(Rows)
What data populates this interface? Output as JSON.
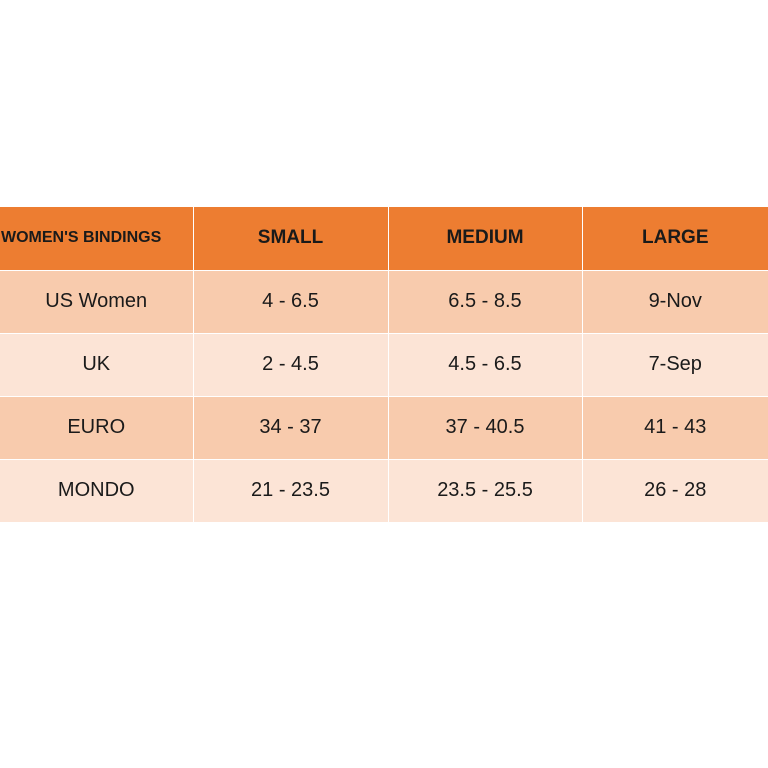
{
  "table": {
    "headers": [
      "WOMEN'S BINDINGS",
      "SMALL",
      "MEDIUM",
      "LARGE"
    ],
    "rows": [
      [
        "US Women",
        "4 - 6.5",
        "6.5 - 8.5",
        "9-Nov"
      ],
      [
        "UK",
        "2 - 4.5",
        "4.5 - 6.5",
        "7-Sep"
      ],
      [
        "EURO",
        "34 - 37",
        "37 - 40.5",
        "41 - 43"
      ],
      [
        "MONDO",
        "21 - 23.5",
        "23.5 - 25.5",
        "26 - 28"
      ]
    ],
    "colors": {
      "header_bg": "#ed7d31",
      "row_dark_bg": "#f8cbad",
      "row_light_bg": "#fce4d6",
      "divider": "#ffffff"
    }
  }
}
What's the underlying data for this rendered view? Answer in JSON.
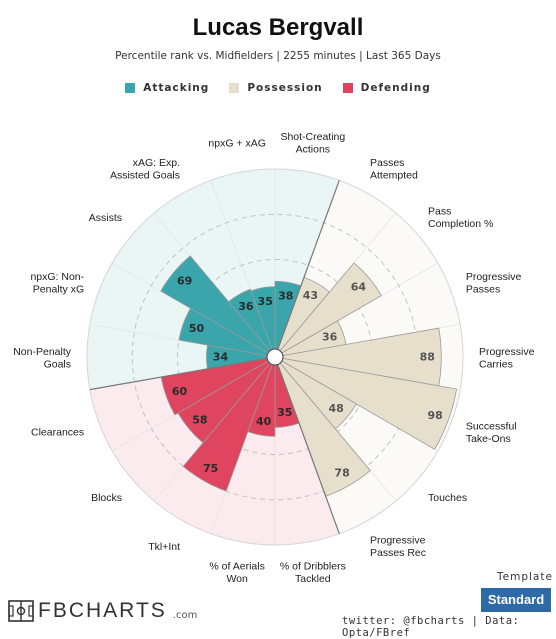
{
  "header": {
    "title": "Lucas Bergvall",
    "subtitle": "Percentile rank vs. Midfielders | 2255 minutes | Last 365 Days"
  },
  "legend": [
    {
      "label": "Attacking",
      "color": "#3aa6ac"
    },
    {
      "label": "Possession",
      "color": "#e6dfcb"
    },
    {
      "label": "Defending",
      "color": "#e0455f"
    }
  ],
  "chart_data": {
    "type": "polar-bar",
    "title": "Lucas Bergvall",
    "rmax": 100,
    "categories": [
      {
        "label": "Shot-Creating\nActions",
        "value": 38,
        "group": "Attacking"
      },
      {
        "label": "Passes\nAttempted",
        "value": 43,
        "group": "Possession"
      },
      {
        "label": "Pass\nCompletion %",
        "value": 64,
        "group": "Possession"
      },
      {
        "label": "Progressive\nPasses",
        "value": 36,
        "group": "Possession"
      },
      {
        "label": "Progressive\nCarries",
        "value": 88,
        "group": "Possession"
      },
      {
        "label": "Successful\nTake-Ons",
        "value": 98,
        "group": "Possession"
      },
      {
        "label": "Touches",
        "value": 48,
        "group": "Possession"
      },
      {
        "label": "Progressive\nPasses Rec",
        "value": 78,
        "group": "Possession"
      },
      {
        "label": "% of Dribblers\nTackled",
        "value": 35,
        "group": "Defending"
      },
      {
        "label": "% of Aerials\nWon",
        "value": 40,
        "group": "Defending"
      },
      {
        "label": "Tkl+Int",
        "value": 75,
        "group": "Defending"
      },
      {
        "label": "Blocks",
        "value": 58,
        "group": "Defending"
      },
      {
        "label": "Clearances",
        "value": 60,
        "group": "Defending"
      },
      {
        "label": "Non-Penalty\nGoals",
        "value": 34,
        "group": "Attacking"
      },
      {
        "label": "npxG: Non-\nPenalty xG",
        "value": 50,
        "group": "Attacking"
      },
      {
        "label": "Assists",
        "value": 69,
        "group": "Attacking"
      },
      {
        "label": "xAG: Exp.\nAssisted Goals",
        "value": 36,
        "group": "Attacking"
      },
      {
        "label": "npxG + xAG",
        "value": 35,
        "group": "Attacking"
      }
    ],
    "group_colors": {
      "Attacking": {
        "bar": "#3aa6ac",
        "bg": "#eaf5f6"
      },
      "Possession": {
        "bar": "#e6dfcb",
        "bg": "#fbfaf7"
      },
      "Defending": {
        "bar": "#e0455f",
        "bg": "#fbeaee"
      }
    },
    "grid": true
  },
  "footer": {
    "template_label": "Template",
    "template_value": "Standard",
    "logo_text": "FBCHARTS",
    "logo_suffix": ".com",
    "credits": "twitter: @fbcharts | Data: Opta/FBref"
  }
}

(Task instructions) Only lines with "Progressive" are wanted here; list each of them.

(Response to this exercise)
        "label": "Progressive\nPasses",
        "label": "Progressive\nCarries",
        "label": "Progressive\nPasses Rec",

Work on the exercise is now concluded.